**The problem:** Scan the data for "following" and copy the lines it appears in.

"""

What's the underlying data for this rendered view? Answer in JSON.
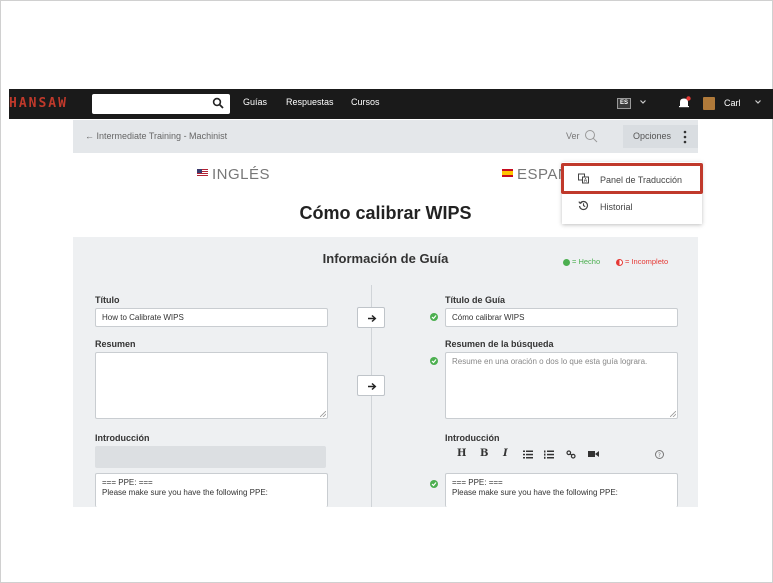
{
  "topnav": {
    "logo": "HANSAW",
    "search_placeholder": "",
    "links": [
      "Guías",
      "Respuestas",
      "Cursos"
    ],
    "lang_code": "ES",
    "user_name": "Carl",
    "accent_color": "#c0392b"
  },
  "breadcrumb": {
    "path": "Intermediate Training - Machinist",
    "ver_label": "Ver",
    "options_label": "Opciones"
  },
  "languages": {
    "source": "INGLÉS",
    "target": "ESPAÑ"
  },
  "dropdown": {
    "items": [
      {
        "label": "Panel de Traducción",
        "icon": "translate-icon"
      },
      {
        "label": "Historial",
        "icon": "history-icon"
      }
    ]
  },
  "guide": {
    "title": "Cómo calibrar WIPS"
  },
  "panel": {
    "title": "Información de Guía",
    "legend_done": "= Hecho",
    "legend_incomplete": "= Incompleto",
    "done_color": "#4caf50",
    "incomplete_color": "#e53935",
    "left": {
      "title_label": "Título",
      "title_value": "How to Calibrate WIPS",
      "summary_label": "Resumen",
      "summary_value": "",
      "intro_label": "Introducción",
      "intro_line1": "=== PPE: ===",
      "intro_line2": "Please make sure you have the following PPE:"
    },
    "right": {
      "title_label": "Título de Guía",
      "title_value": "Cómo calibrar WIPS",
      "summary_label": "Resumen de la búsqueda",
      "summary_placeholder": "Resume en una oración o dos lo que esta guía lograra.",
      "intro_label": "Introducción",
      "intro_line1": "=== PPE: ===",
      "intro_line2": "Please make sure you have the following PPE:",
      "toolbar": [
        "H",
        "B",
        "I"
      ]
    }
  }
}
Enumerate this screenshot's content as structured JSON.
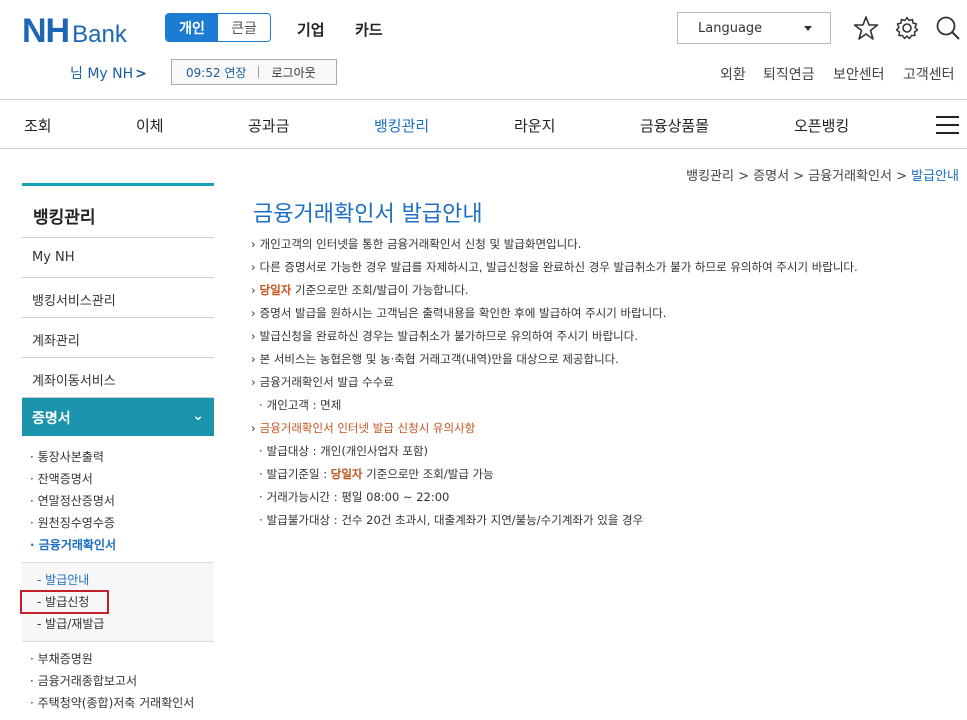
{
  "header": {
    "logo_main": "NH",
    "logo_sub": "Bank",
    "segment": {
      "personal": "개인",
      "large": "큰글"
    },
    "topnav": [
      "기업",
      "카드"
    ],
    "language_label": "Language",
    "user_label": "님 My NH",
    "user_arrow": ">",
    "session_time": "09:52 연장",
    "logout_label": "로그아웃",
    "util_links": [
      "외환",
      "퇴직연금",
      "보안센터",
      "고객센터"
    ]
  },
  "mainnav": [
    "조회",
    "이체",
    "공과금",
    "뱅킹관리",
    "라운지",
    "금융상품몰",
    "오픈뱅킹"
  ],
  "breadcrumb": {
    "items": [
      "뱅킹관리",
      "증명서",
      "금융거래확인서"
    ],
    "separator": ">",
    "current": "발급안내"
  },
  "sidebar": {
    "title": "뱅킹관리",
    "items": [
      "My NH",
      "뱅킹서비스관리",
      "계좌관리",
      "계좌이동서비스"
    ],
    "active": "증명서",
    "active_chevron": "⌄",
    "sub_items": [
      "통장사본출력",
      "잔액증명서",
      "연말정산증명서",
      "원천징수영수증",
      "금융거래확인서"
    ],
    "sub3_items": [
      "발급안내",
      "발급신청",
      "발급/재발급"
    ],
    "sub4_items": [
      "부채증명원",
      "금융거래종합보고서",
      "주택청약(종합)저축 거래확인서"
    ]
  },
  "content": {
    "title": "금융거래확인서 발급안내",
    "bullet": "›",
    "dot": "·",
    "l1": "개인고객의 인터넷을 통한 금융거래확인서 신청 및 발급화면입니다.",
    "l2": "다른 증명서로 가능한 경우 발급를 자제하시고, 발급신청을 완료하신 경우 발급취소가 불가 하므로 유의하여 주시기 바랍니다.",
    "l3_hl": "당일자",
    "l3_rest": "기준으로만 조회/발급이 가능합니다.",
    "l4": "증명서 발급을 원하시는 고객님은 출력내용을 확인한 후에 발급하여 주시기 바랍니다.",
    "l5": "발급신청을 완료하신 경우는 발급취소가 불가하므로 유의하여 주시기 바랍니다.",
    "l6": "본 서비스는 농협은행 및 농·축협 거래고객(내역)만을 대상으로 제공합니다.",
    "l7": "금융거래확인서 발급 수수료",
    "l7a": "개인고객 : 면제",
    "l8": "금융거래확인서 인터넷 발급 신청시 유의사항",
    "l8a": "발급대상 : 개인(개인사업자 포함)",
    "l8b_pre": "발급기준일 :",
    "l8b_hl": "당일자",
    "l8b_rest": "기준으로만 조회/발급 가능",
    "l8c": "거래가능시간 : 평일 08:00 ~ 22:00",
    "l8d": "발급불가대상 : 건수 20건 초과시, 대출계좌가 지연/불능/수기계좌가 있을 경우"
  }
}
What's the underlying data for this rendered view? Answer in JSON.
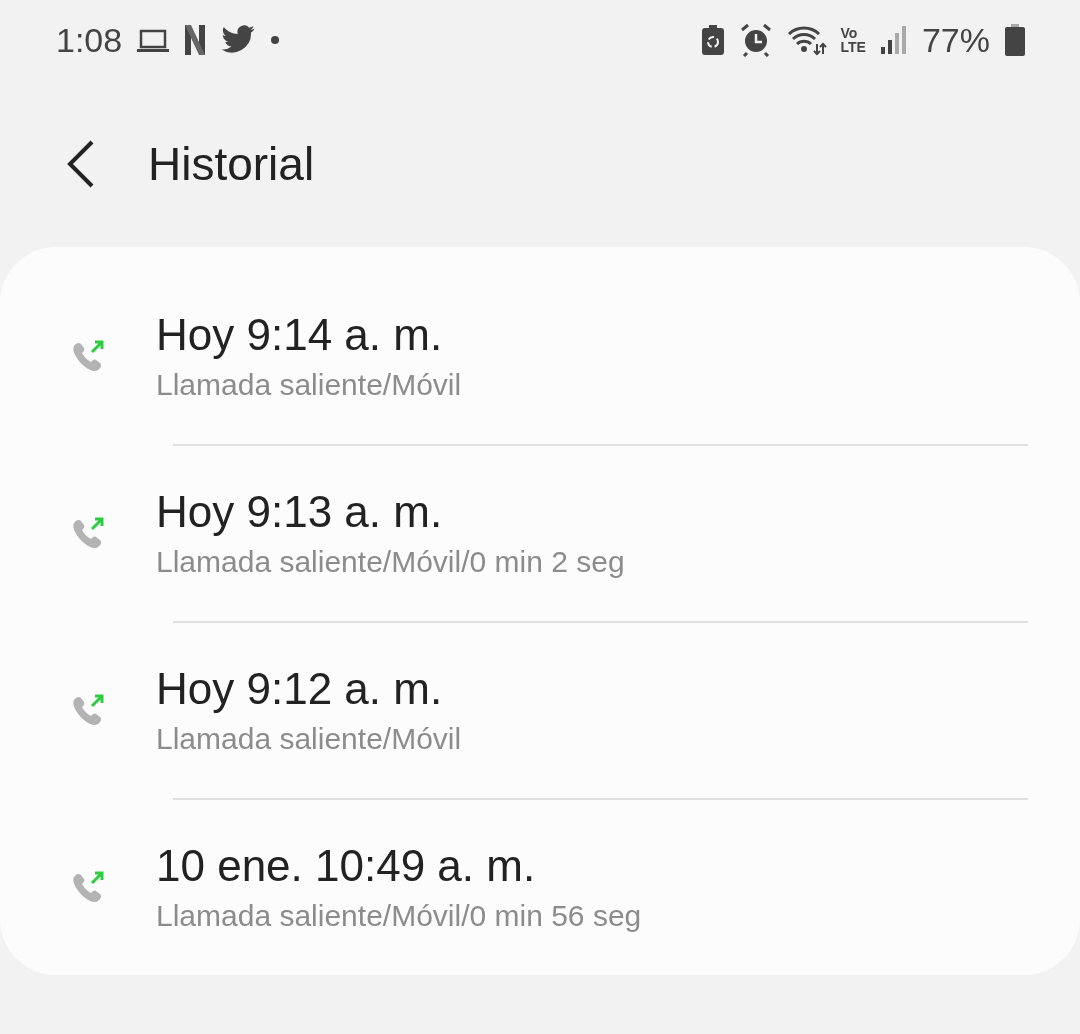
{
  "status_bar": {
    "time": "1:08",
    "volte": [
      "Vo",
      "LTE"
    ],
    "battery": "77%"
  },
  "header": {
    "title": "Historial"
  },
  "calls": [
    {
      "kind": "outgoing",
      "time": "Hoy 9:14 a. m.",
      "detail": "Llamada saliente/Móvil"
    },
    {
      "kind": "outgoing",
      "time": "Hoy 9:13 a. m.",
      "detail": "Llamada saliente/Móvil/0 min 2 seg"
    },
    {
      "kind": "outgoing",
      "time": "Hoy 9:12 a. m.",
      "detail": "Llamada saliente/Móvil"
    },
    {
      "kind": "outgoing",
      "time": "10 ene. 10:49 a. m.",
      "detail": "Llamada saliente/Móvil/0 min 56 seg"
    }
  ]
}
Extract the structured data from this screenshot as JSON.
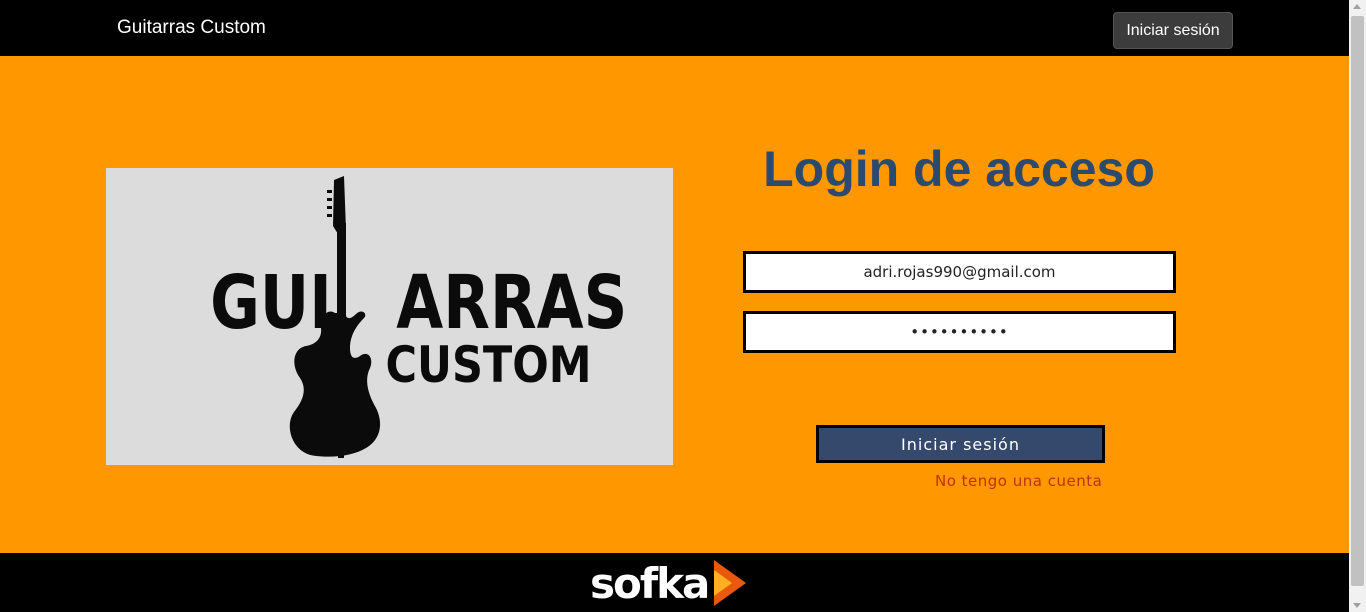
{
  "navbar": {
    "brand": "Guitarras Custom",
    "login_button": "Iniciar sesión"
  },
  "hero": {
    "logo": {
      "icon": "guitar-icon",
      "line1": "GUITARRAS",
      "line2": "CUSTOM",
      "background": "#dcdcdc"
    },
    "title": "Login de acceso",
    "email_value": "adri.rojas990@gmail.com",
    "password_value": "••••••••••",
    "submit_label": "Iniciar sesión",
    "signup_link": "No tengo una cuenta"
  },
  "footer": {
    "logo_text": "sofka",
    "logo_icon": "play-arrow-icon"
  },
  "colors": {
    "accent": "#ff9800",
    "title": "#2c4a6e",
    "button": "#34496b",
    "link": "#c0320a"
  }
}
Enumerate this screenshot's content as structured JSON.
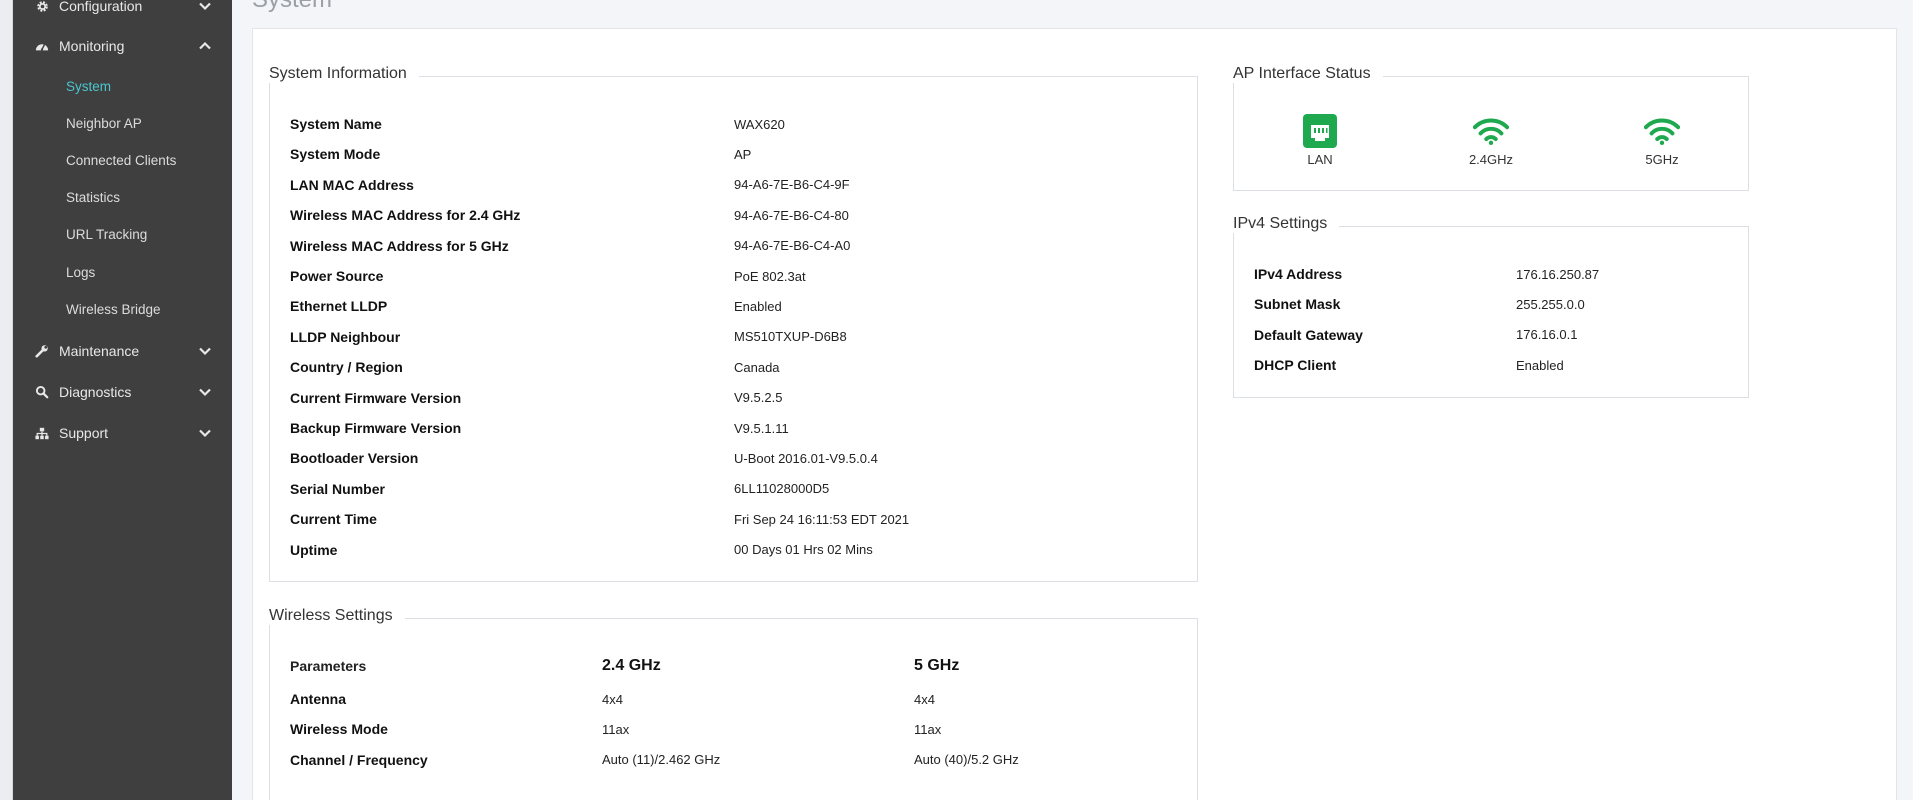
{
  "sidebar": {
    "groups": [
      {
        "label": "Configuration",
        "icon": "gear-icon",
        "expanded": false
      },
      {
        "label": "Monitoring",
        "icon": "dashboard-icon",
        "expanded": true
      },
      {
        "label": "Maintenance",
        "icon": "wrench-icon",
        "expanded": false
      },
      {
        "label": "Diagnostics",
        "icon": "search-icon",
        "expanded": false
      },
      {
        "label": "Support",
        "icon": "sitemap-icon",
        "expanded": false
      }
    ],
    "monitoring_items": [
      {
        "label": "System",
        "active": true
      },
      {
        "label": "Neighbor AP"
      },
      {
        "label": "Connected Clients"
      },
      {
        "label": "Statistics"
      },
      {
        "label": "URL Tracking"
      },
      {
        "label": "Logs"
      },
      {
        "label": "Wireless Bridge"
      }
    ]
  },
  "page": {
    "title": "System"
  },
  "system_info": {
    "title": "System Information",
    "rows": [
      {
        "key": "System Name",
        "value": "WAX620"
      },
      {
        "key": "System Mode",
        "value": "AP"
      },
      {
        "key": "LAN MAC Address",
        "value": "94-A6-7E-B6-C4-9F"
      },
      {
        "key": "Wireless MAC Address for 2.4 GHz",
        "value": "94-A6-7E-B6-C4-80"
      },
      {
        "key": "Wireless MAC Address for 5 GHz",
        "value": "94-A6-7E-B6-C4-A0"
      },
      {
        "key": "Power Source",
        "value": "PoE 802.3at"
      },
      {
        "key": "Ethernet LLDP",
        "value": "Enabled"
      },
      {
        "key": "LLDP Neighbour",
        "value": "MS510TXUP-D6B8"
      },
      {
        "key": "Country / Region",
        "value": "Canada"
      },
      {
        "key": "Current Firmware Version",
        "value": "V9.5.2.5"
      },
      {
        "key": "Backup Firmware Version",
        "value": "V9.5.1.11"
      },
      {
        "key": "Bootloader Version",
        "value": "U-Boot 2016.01-V9.5.0.4"
      },
      {
        "key": "Serial Number",
        "value": "6LL11028000D5"
      },
      {
        "key": "Current Time",
        "value": "Fri Sep 24 16:11:53 EDT 2021"
      },
      {
        "key": "Uptime",
        "value": "00 Days 01 Hrs 02 Mins"
      }
    ]
  },
  "ap_interface": {
    "title": "AP Interface Status",
    "items": [
      {
        "label": "LAN",
        "icon": "ethernet-port-icon"
      },
      {
        "label": "2.4GHz",
        "icon": "wifi-icon"
      },
      {
        "label": "5GHz",
        "icon": "wifi-icon"
      }
    ],
    "color": "#1ea94f"
  },
  "ipv4": {
    "title": "IPv4 Settings",
    "rows": [
      {
        "key": "IPv4 Address",
        "value": "176.16.250.87"
      },
      {
        "key": "Subnet Mask",
        "value": "255.255.0.0"
      },
      {
        "key": "Default Gateway",
        "value": "176.16.0.1"
      },
      {
        "key": "DHCP Client",
        "value": "Enabled"
      }
    ]
  },
  "wireless": {
    "title": "Wireless Settings",
    "headers": [
      "Parameters",
      "2.4 GHz",
      "5 GHz"
    ],
    "rows": [
      [
        "Antenna",
        "4x4",
        "4x4"
      ],
      [
        "Wireless Mode",
        "11ax",
        "11ax"
      ],
      [
        "Channel / Frequency",
        "Auto (11)/2.462 GHz",
        "Auto (40)/5.2 GHz"
      ]
    ]
  }
}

"""

**Right answer:**
      "intro_line2": "Please make sure you have the following PPE:"
      "intro_line2": "Please make sure you have the following PPE:",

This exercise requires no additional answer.